++++ TEXTO PROPORCIONADO ++++

Quién lo duda: hay emociones "malas" o "negativas". El enojo, el miedo, la culpa, los celos, la envidia… Todos las conocemos; son tan molestas como frecuentes. Entonces, cuando las vemos venir (y generalmente vienen seguido), las etiquetamos y empaquetamos como si fueran completamente inútiles y las condenamos a desaparecer o, al menos, a ser disimuladas.Pero ellas se empeñan en regresar.

"Solemos creer que estas emociones conflictivas son el problema en sí. Pero del mismo modo en que las luces del tablero de un auto se encienden e indican, por ejemplo, que queda poco combustible, cada emoción es una refinadísima señal que en sí misma no significa nada, pero que indica un problema por resolver. Y ésa es la sabiduría que nos proponen", dice el doctor Norberto Levy, médico y psicoterapeuta argentino, heredero de la tradición gestáltica que inició el alemán Fritz Pearls en los años sesenta.

"Si hablamos de emociones buenas y emociones malas, les damos una valoración moral que nos impide comprender su razón de ser. Y ésta es una lección inadecuada que aprendemos desde niños –agrega Levy–. El problema es que cuando pienso que una emoción es mala tiendo a eliminarla, así que me pierdo la posibilidad de aprender lo que tiene para enseñarme, y entonces en lugar de aprovecharla sólo la padezco."

++++

### TAREA
Reproduce el fragmento del texto sobre las emociones que comienza con las palabras que contienen "Quién lo duda: hay" y termina con "los años sesenta.".

++++ SECCIÓN DE DATOS ++++

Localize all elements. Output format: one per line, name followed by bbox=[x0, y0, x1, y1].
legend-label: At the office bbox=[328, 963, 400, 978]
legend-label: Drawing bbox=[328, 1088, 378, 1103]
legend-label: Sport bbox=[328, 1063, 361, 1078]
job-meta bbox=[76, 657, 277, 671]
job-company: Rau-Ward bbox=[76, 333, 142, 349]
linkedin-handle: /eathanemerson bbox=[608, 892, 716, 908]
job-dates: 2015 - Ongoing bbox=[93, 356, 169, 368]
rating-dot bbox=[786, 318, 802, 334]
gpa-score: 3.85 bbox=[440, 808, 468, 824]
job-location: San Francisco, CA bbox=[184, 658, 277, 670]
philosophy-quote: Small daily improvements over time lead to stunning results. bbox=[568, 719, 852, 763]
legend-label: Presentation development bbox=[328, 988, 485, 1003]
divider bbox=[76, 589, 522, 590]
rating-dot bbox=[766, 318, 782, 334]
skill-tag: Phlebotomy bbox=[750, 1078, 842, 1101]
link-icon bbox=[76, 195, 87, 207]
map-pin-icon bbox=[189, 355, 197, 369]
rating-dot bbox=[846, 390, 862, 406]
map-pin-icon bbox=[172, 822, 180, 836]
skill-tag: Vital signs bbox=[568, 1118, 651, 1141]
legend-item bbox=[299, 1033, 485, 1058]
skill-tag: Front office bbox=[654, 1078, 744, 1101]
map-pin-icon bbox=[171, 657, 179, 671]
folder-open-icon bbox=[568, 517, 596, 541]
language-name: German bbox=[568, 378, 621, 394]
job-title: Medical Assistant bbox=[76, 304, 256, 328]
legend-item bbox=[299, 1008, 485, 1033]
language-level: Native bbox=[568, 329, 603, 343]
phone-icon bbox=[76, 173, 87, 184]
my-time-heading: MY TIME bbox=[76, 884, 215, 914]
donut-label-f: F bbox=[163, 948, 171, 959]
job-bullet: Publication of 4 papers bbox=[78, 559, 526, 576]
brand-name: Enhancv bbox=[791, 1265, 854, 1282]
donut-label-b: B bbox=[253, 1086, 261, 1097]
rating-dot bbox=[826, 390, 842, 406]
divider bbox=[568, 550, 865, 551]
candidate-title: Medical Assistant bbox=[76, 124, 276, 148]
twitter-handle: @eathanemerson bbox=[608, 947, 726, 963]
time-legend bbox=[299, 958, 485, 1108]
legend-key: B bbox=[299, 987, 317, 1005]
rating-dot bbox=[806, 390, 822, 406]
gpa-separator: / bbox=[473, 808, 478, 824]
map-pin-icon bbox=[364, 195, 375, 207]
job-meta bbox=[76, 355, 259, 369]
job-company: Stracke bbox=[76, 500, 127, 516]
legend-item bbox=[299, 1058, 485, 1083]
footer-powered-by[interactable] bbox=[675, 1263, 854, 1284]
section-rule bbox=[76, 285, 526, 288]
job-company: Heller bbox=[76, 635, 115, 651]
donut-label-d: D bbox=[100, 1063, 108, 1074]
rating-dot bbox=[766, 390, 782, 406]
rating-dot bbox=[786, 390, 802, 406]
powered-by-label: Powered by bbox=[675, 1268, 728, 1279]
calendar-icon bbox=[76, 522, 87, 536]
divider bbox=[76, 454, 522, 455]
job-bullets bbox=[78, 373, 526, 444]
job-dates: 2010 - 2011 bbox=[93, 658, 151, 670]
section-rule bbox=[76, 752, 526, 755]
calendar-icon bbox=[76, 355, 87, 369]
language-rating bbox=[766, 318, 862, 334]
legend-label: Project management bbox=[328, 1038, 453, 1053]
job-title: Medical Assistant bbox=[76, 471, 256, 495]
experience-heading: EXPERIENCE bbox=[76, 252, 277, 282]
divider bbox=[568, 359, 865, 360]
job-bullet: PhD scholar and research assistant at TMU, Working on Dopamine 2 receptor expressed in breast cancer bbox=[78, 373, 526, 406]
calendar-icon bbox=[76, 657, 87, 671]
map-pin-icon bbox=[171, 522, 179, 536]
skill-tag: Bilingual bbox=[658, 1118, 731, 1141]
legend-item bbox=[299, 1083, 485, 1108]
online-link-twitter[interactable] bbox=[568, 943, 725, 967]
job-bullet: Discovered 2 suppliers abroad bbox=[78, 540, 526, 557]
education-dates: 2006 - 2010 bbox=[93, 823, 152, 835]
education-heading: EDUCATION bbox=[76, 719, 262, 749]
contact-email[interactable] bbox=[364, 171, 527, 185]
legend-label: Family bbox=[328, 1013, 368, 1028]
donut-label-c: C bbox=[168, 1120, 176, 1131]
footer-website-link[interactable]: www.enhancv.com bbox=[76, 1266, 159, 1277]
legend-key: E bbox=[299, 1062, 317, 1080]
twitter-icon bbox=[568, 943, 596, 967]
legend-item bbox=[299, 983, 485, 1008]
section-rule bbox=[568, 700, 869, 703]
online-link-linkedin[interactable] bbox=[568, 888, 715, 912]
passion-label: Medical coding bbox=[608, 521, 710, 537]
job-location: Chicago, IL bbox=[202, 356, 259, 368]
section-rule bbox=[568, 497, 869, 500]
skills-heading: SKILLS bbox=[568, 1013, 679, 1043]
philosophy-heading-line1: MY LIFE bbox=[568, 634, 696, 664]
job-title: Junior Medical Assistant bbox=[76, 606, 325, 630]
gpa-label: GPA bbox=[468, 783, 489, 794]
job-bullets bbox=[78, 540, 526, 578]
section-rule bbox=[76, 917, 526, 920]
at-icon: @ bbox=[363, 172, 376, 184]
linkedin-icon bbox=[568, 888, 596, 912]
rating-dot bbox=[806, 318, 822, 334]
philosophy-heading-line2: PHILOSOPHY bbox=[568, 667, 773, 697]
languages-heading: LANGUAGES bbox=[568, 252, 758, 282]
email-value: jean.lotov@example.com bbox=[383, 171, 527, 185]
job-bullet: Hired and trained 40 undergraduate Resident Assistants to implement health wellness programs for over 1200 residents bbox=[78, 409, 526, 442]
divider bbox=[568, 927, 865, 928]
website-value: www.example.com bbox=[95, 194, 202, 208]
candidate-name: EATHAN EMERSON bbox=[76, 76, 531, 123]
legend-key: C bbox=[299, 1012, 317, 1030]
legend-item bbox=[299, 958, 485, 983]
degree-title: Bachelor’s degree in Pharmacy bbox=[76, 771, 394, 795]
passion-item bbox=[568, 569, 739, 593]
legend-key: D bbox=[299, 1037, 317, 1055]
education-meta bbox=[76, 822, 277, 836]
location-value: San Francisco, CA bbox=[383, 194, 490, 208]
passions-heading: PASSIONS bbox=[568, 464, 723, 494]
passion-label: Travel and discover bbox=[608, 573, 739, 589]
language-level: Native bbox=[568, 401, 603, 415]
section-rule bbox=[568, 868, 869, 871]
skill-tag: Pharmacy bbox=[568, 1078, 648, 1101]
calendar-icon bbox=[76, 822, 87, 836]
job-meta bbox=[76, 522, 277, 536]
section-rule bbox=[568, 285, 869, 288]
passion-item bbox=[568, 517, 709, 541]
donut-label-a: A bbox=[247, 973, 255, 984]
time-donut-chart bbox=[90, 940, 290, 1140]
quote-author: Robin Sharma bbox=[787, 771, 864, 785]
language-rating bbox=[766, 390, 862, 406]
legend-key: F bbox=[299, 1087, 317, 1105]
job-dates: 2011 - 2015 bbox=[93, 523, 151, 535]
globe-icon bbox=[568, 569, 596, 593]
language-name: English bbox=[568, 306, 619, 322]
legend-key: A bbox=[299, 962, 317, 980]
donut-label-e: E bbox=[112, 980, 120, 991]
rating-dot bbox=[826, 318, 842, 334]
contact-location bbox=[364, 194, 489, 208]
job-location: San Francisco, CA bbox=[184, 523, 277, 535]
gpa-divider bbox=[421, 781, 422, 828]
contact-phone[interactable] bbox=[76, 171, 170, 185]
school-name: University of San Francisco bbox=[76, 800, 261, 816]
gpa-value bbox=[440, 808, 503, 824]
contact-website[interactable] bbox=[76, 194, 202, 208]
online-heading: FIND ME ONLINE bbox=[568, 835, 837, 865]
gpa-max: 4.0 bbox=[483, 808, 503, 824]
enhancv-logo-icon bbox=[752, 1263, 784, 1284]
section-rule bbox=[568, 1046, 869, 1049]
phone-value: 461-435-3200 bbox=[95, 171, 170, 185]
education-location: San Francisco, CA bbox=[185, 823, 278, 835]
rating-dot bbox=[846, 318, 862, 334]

++++

### RESULTADO A CONTINUACIÓN
Quién lo duda: hay emociones "malas" o "negativas". El enojo, el miedo, la culpa, los celos, la envidia… Todos las conocemos; son tan molestas como frecuentes. Entonces, cuando las vemos venir (y generalmente vienen seguido), las etiquetamos y empaquetamos como si fueran completamente inútiles y las condenamos a desaparecer o, al menos, a ser disimuladas.Pero ellas se empeñan en regresar.

"Solemos creer que estas emociones conflictivas son el problema en sí. Pero del mismo modo en que las luces del tablero de un auto se encienden e indican, por ejemplo, que queda poco combustible, cada emoción es una refinadísima señal que en sí misma no significa nada, pero que indica un problema por resolver. Y ésa es la sabiduría que nos proponen", dice el doctor Norberto Levy, médico y psicoterapeuta argentino, heredero de la tradición gestáltica que inició el alemán Fritz Pearls en los años sesenta.